* BEGIN *
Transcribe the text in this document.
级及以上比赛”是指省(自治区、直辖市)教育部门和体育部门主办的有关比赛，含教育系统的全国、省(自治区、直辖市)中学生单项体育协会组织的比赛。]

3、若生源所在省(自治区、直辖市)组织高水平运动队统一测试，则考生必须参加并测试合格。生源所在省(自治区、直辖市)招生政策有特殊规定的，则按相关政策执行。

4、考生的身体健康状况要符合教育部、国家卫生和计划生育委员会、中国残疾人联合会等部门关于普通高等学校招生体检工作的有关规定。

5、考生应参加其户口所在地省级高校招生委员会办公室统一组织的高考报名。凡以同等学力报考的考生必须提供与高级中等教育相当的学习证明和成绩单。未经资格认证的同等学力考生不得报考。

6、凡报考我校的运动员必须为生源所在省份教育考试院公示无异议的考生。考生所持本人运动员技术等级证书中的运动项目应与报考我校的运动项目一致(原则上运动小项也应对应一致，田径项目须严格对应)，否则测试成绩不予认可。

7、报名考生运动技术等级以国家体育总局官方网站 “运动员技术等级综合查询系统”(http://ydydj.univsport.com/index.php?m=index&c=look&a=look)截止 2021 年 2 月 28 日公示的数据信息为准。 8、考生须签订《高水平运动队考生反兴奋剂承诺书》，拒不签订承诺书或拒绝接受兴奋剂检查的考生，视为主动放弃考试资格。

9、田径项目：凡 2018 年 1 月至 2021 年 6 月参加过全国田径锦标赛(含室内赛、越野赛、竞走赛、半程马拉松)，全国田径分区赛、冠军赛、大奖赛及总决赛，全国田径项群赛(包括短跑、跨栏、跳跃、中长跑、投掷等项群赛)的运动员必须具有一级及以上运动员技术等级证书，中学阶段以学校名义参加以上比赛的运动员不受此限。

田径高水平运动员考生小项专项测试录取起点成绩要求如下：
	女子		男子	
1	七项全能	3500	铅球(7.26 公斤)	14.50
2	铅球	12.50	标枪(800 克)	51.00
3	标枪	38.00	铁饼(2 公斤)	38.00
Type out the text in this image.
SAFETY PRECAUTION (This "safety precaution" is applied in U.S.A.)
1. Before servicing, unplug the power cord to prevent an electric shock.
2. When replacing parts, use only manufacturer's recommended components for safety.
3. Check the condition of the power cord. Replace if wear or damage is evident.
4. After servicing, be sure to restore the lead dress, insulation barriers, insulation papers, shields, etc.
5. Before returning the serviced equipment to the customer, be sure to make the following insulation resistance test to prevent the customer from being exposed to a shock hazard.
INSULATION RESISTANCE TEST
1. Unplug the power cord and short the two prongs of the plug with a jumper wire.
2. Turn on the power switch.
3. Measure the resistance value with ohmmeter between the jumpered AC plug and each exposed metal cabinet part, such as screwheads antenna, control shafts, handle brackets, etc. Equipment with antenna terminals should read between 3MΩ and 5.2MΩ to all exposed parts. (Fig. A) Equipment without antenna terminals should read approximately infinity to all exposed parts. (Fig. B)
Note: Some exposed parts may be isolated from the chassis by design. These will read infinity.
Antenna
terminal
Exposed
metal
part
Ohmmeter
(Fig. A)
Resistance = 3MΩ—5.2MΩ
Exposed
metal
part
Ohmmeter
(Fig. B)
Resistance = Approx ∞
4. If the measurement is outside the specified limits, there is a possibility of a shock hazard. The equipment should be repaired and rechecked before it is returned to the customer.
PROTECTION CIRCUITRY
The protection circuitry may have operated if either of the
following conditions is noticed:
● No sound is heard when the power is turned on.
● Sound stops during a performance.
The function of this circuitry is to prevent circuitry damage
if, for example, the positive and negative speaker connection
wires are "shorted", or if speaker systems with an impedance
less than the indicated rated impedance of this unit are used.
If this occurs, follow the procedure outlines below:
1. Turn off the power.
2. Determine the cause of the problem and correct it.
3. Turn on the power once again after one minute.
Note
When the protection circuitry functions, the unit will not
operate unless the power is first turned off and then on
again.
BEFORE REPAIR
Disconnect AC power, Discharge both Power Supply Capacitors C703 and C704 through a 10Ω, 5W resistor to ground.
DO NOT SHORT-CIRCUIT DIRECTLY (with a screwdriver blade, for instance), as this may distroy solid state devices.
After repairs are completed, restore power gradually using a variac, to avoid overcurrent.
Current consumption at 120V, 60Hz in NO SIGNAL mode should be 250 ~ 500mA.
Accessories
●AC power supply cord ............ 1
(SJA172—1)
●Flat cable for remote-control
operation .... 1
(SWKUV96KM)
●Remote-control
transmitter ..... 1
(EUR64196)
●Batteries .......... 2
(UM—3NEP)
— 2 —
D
* END *
— WRITTEN EXERCISE —
Return each entry from above without altering a single character.

— TASK OUTPUT —
Transcribe the text in this document.
级及以上比赛”是指省(自治区、直辖市)教育部门和体育部门主办的有关比赛，含教育系统的全国、省(自治区、直辖市)中学生单项体育协会组织的比赛。]

3、若生源所在省(自治区、直辖市)组织高水平运动队统一测试，则考生必须参加并测试合格。生源所在省(自治区、直辖市)招生政策有特殊规定的，则按相关政策执行。

4、考生的身体健康状况要符合教育部、国家卫生和计划生育委员会、中国残疾人联合会等部门关于普通高等学校招生体检工作的有关规定。

5、考生应参加其户口所在地省级高校招生委员会办公室统一组织的高考报名。凡以同等学力报考的考生必须提供与高级中等教育相当的学习证明和成绩单。未经资格认证的同等学力考生不得报考。

6、凡报考我校的运动员必须为生源所在省份教育考试院公示无异议的考生。考生所持本人运动员技术等级证书中的运动项目应与报考我校的运动项目一致(原则上运动小项也应对应一致，田径项目须严格对应)，否则测试成绩不予认可。

7、报名考生运动技术等级以国家体育总局官方网站 “运动员技术等级综合查询系统”(http://ydydj.univsport.com/index.php?m=index&c=look&a=look)截止 2021 年 2 月 28 日公示的数据信息为准。 8、考生须签订《高水平运动队考生反兴奋剂承诺书》，拒不签订承诺书或拒绝接受兴奋剂检查的考生，视为主动放弃考试资格。

9、田径项目：凡 2018 年 1 月至 2021 年 6 月参加过全国田径锦标赛(含室内赛、越野赛、竞走赛、半程马拉松)，全国田径分区赛、冠军赛、大奖赛及总决赛，全国田径项群赛(包括短跑、跨栏、跳跃、中长跑、投掷等项群赛)的运动员必须具有一级及以上运动员技术等级证书，中学阶段以学校名义参加以上比赛的运动员不受此限。

田径高水平运动员考生小项专项测试录取起点成绩要求如下：
	女子		男子	
1	七项全能	3500	铅球(7.26 公斤)	14.50
2	铅球	12.50	标枪(800 克)	51.00
3	标枪	38.00	铁饼(2 公斤)	38.00
Type out the text in this image.
SAFETY PRECAUTION (This "safety precaution" is applied in U.S.A.)
1. Before servicing, unplug the power cord to prevent an electric shock.
2. When replacing parts, use only manufacturer's recommended components for safety.
3. Check the condition of the power cord. Replace if wear or damage is evident.
4. After servicing, be sure to restore the lead dress, insulation barriers, insulation papers, shields, etc.
5. Before returning the serviced equipment to the customer, be sure to make the following insulation resistance test to prevent the customer from being exposed to a shock hazard.
INSULATION RESISTANCE TEST
1. Unplug the power cord and short the two prongs of the plug with a jumper wire.
2. Turn on the power switch.
3. Measure the resistance value with ohmmeter between the jumpered AC plug and each exposed metal cabinet part, such as screwheads antenna, control shafts, handle brackets, etc. Equipment with antenna terminals should read between 3MΩ and 5.2MΩ to all exposed parts. (Fig. A) Equipment without antenna terminals should read approximately infinity to all exposed parts. (Fig. B)
Note: Some exposed parts may be isolated from the chassis by design. These will read infinity.
Antenna
terminal
Exposed
metal
part
Ohmmeter
(Fig. A)
Resistance = 3MΩ—5.2MΩ
Exposed
metal
part
Ohmmeter
(Fig. B)
Resistance = Approx ∞
4. If the measurement is outside the specified limits, there is a possibility of a shock hazard. The equipment should be repaired and rechecked before it is returned to the customer.
PROTECTION CIRCUITRY
The protection circuitry may have operated if either of the
following conditions is noticed:
● No sound is heard when the power is turned on.
● Sound stops during a performance.
The function of this circuitry is to prevent circuitry damage
if, for example, the positive and negative speaker connection
wires are "shorted", or if speaker systems with an impedance
less than the indicated rated impedance of this unit are used.
If this occurs, follow the procedure outlines below:
1. Turn off the power.
2. Determine the cause of the problem and correct it.
3. Turn on the power once again after one minute.
Note
When the protection circuitry functions, the unit will not
operate unless the power is first turned off and then on
again.
BEFORE REPAIR
Disconnect AC power, Discharge both Power Supply Capacitors C703 and C704 through a 10Ω, 5W resistor to ground.
DO NOT SHORT-CIRCUIT DIRECTLY (with a screwdriver blade, for instance), as this may distroy solid state devices.
After repairs are completed, restore power gradually using a variac, to avoid overcurrent.
Current consumption at 120V, 60Hz in NO SIGNAL mode should be 250 ~ 500mA.
Accessories
●AC power supply cord ............ 1
(SJA172—1)
●Flat cable for remote-control
operation .... 1
(SWKUV96KM)
●Remote-control
transmitter ..... 1
(EUR64196)
●Batteries .......... 2
(UM—3NEP)
— 2 —
D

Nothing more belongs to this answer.